§ RECORDS TO PROCESS:
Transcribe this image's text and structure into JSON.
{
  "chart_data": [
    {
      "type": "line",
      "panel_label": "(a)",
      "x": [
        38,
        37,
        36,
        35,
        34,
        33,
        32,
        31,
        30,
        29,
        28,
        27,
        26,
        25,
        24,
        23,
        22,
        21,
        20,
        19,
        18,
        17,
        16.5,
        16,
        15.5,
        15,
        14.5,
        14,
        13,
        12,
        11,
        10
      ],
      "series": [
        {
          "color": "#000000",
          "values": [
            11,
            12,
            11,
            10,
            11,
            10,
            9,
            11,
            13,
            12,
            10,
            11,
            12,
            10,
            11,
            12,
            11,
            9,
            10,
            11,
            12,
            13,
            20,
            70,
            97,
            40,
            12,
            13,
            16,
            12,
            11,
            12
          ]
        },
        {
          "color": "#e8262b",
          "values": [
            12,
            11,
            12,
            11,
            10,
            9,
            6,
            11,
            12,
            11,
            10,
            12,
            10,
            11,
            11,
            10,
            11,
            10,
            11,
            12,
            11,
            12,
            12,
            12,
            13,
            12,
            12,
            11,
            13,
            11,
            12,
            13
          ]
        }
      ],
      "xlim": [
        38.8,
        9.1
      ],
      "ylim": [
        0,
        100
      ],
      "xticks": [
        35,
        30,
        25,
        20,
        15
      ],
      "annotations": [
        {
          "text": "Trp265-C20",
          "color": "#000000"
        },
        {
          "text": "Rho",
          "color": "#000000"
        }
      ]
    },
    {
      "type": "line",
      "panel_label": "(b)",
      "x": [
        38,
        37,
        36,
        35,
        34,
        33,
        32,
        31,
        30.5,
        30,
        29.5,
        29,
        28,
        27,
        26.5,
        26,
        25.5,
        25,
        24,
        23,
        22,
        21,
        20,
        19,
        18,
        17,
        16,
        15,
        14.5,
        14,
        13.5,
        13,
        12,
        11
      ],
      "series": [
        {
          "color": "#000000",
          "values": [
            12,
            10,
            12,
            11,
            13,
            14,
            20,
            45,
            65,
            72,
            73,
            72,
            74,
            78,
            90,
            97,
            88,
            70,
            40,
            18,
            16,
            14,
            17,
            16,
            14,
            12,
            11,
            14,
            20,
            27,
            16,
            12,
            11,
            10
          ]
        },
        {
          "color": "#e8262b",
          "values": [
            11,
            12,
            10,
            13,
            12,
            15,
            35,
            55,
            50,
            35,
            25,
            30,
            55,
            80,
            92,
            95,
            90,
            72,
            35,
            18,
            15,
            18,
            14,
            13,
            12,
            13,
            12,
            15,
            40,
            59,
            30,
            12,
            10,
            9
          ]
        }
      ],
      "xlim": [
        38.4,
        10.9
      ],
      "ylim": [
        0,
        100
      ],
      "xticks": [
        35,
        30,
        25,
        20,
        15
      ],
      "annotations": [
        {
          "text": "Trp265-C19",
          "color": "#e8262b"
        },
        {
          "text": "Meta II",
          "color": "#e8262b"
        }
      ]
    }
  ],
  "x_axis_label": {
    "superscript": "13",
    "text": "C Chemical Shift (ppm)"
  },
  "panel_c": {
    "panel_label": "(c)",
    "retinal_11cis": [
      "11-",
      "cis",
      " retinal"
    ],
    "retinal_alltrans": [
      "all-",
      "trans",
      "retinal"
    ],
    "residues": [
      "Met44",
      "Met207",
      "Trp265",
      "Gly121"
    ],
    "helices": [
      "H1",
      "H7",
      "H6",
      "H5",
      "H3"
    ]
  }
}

§ TASK: Go through the listing and copy all of it exactly.

§ RESULT OF THIS EXERCISE:
Transcribe this image's text and structure into JSON.
{
  "chart_data": [
    {
      "type": "line",
      "panel_label": "(a)",
      "x": [
        38,
        37,
        36,
        35,
        34,
        33,
        32,
        31,
        30,
        29,
        28,
        27,
        26,
        25,
        24,
        23,
        22,
        21,
        20,
        19,
        18,
        17,
        16.5,
        16,
        15.5,
        15,
        14.5,
        14,
        13,
        12,
        11,
        10
      ],
      "series": [
        {
          "color": "#000000",
          "values": [
            11,
            12,
            11,
            10,
            11,
            10,
            9,
            11,
            13,
            12,
            10,
            11,
            12,
            10,
            11,
            12,
            11,
            9,
            10,
            11,
            12,
            13,
            20,
            70,
            97,
            40,
            12,
            13,
            16,
            12,
            11,
            12
          ]
        },
        {
          "color": "#e8262b",
          "values": [
            12,
            11,
            12,
            11,
            10,
            9,
            6,
            11,
            12,
            11,
            10,
            12,
            10,
            11,
            11,
            10,
            11,
            10,
            11,
            12,
            11,
            12,
            12,
            12,
            13,
            12,
            12,
            11,
            13,
            11,
            12,
            13
          ]
        }
      ],
      "xlim": [
        38.8,
        9.1
      ],
      "ylim": [
        0,
        100
      ],
      "xticks": [
        35,
        30,
        25,
        20,
        15
      ],
      "annotations": [
        {
          "text": "Trp265-C20",
          "color": "#000000"
        },
        {
          "text": "Rho",
          "color": "#000000"
        }
      ]
    },
    {
      "type": "line",
      "panel_label": "(b)",
      "x": [
        38,
        37,
        36,
        35,
        34,
        33,
        32,
        31,
        30.5,
        30,
        29.5,
        29,
        28,
        27,
        26.5,
        26,
        25.5,
        25,
        24,
        23,
        22,
        21,
        20,
        19,
        18,
        17,
        16,
        15,
        14.5,
        14,
        13.5,
        13,
        12,
        11
      ],
      "series": [
        {
          "color": "#000000",
          "values": [
            12,
            10,
            12,
            11,
            13,
            14,
            20,
            45,
            65,
            72,
            73,
            72,
            74,
            78,
            90,
            97,
            88,
            70,
            40,
            18,
            16,
            14,
            17,
            16,
            14,
            12,
            11,
            14,
            20,
            27,
            16,
            12,
            11,
            10
          ]
        },
        {
          "color": "#e8262b",
          "values": [
            11,
            12,
            10,
            13,
            12,
            15,
            35,
            55,
            50,
            35,
            25,
            30,
            55,
            80,
            92,
            95,
            90,
            72,
            35,
            18,
            15,
            18,
            14,
            13,
            12,
            13,
            12,
            15,
            40,
            59,
            30,
            12,
            10,
            9
          ]
        }
      ],
      "xlim": [
        38.4,
        10.9
      ],
      "ylim": [
        0,
        100
      ],
      "xticks": [
        35,
        30,
        25,
        20,
        15
      ],
      "annotations": [
        {
          "text": "Trp265-C19",
          "color": "#e8262b"
        },
        {
          "text": "Meta II",
          "color": "#e8262b"
        }
      ]
    }
  ],
  "x_axis_label": {
    "superscript": "13",
    "text": "C Chemical Shift (ppm)"
  },
  "panel_c": {
    "panel_label": "(c)",
    "retinal_11cis": [
      "11-",
      "cis",
      " retinal"
    ],
    "retinal_alltrans": [
      "all-",
      "trans",
      "retinal"
    ],
    "residues": [
      "Met44",
      "Met207",
      "Trp265",
      "Gly121"
    ],
    "helices": [
      "H1",
      "H7",
      "H6",
      "H5",
      "H3"
    ]
  }
}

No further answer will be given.